Begin INFORMATION PROVIDED

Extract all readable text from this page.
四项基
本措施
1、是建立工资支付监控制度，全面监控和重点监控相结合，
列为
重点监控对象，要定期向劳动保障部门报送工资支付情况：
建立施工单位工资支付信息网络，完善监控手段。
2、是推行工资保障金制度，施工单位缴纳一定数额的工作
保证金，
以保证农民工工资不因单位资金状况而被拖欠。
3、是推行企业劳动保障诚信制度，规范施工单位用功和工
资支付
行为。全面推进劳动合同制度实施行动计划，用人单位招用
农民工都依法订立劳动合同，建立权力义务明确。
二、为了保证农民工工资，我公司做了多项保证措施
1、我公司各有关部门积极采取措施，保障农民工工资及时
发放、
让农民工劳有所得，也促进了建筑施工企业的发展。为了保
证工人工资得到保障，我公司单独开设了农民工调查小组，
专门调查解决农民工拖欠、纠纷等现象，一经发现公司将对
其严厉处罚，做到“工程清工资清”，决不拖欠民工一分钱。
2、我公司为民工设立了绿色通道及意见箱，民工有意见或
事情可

End INFORMATION PROVIDED

## JOB
Copy out the whole listing exactly.

## WRITTEN RESPONSE
Extract all readable text from this page.
四项基
本措施
1、是建立工资支付监控制度，全面监控和重点监控相结合，
列为
重点监控对象，要定期向劳动保障部门报送工资支付情况：
建立施工单位工资支付信息网络，完善监控手段。
2、是推行工资保障金制度，施工单位缴纳一定数额的工作
保证金，
以保证农民工工资不因单位资金状况而被拖欠。
3、是推行企业劳动保障诚信制度，规范施工单位用功和工
资支付
行为。全面推进劳动合同制度实施行动计划，用人单位招用
农民工都依法订立劳动合同，建立权力义务明确。
二、为了保证农民工工资，我公司做了多项保证措施
1、我公司各有关部门积极采取措施，保障农民工工资及时
发放、
让农民工劳有所得，也促进了建筑施工企业的发展。为了保
证工人工资得到保障，我公司单独开设了农民工调查小组，
专门调查解决农民工拖欠、纠纷等现象，一经发现公司将对
其严厉处罚，做到“工程清工资清”，决不拖欠民工一分钱。
2、我公司为民工设立了绿色通道及意见箱，民工有意见或
事情可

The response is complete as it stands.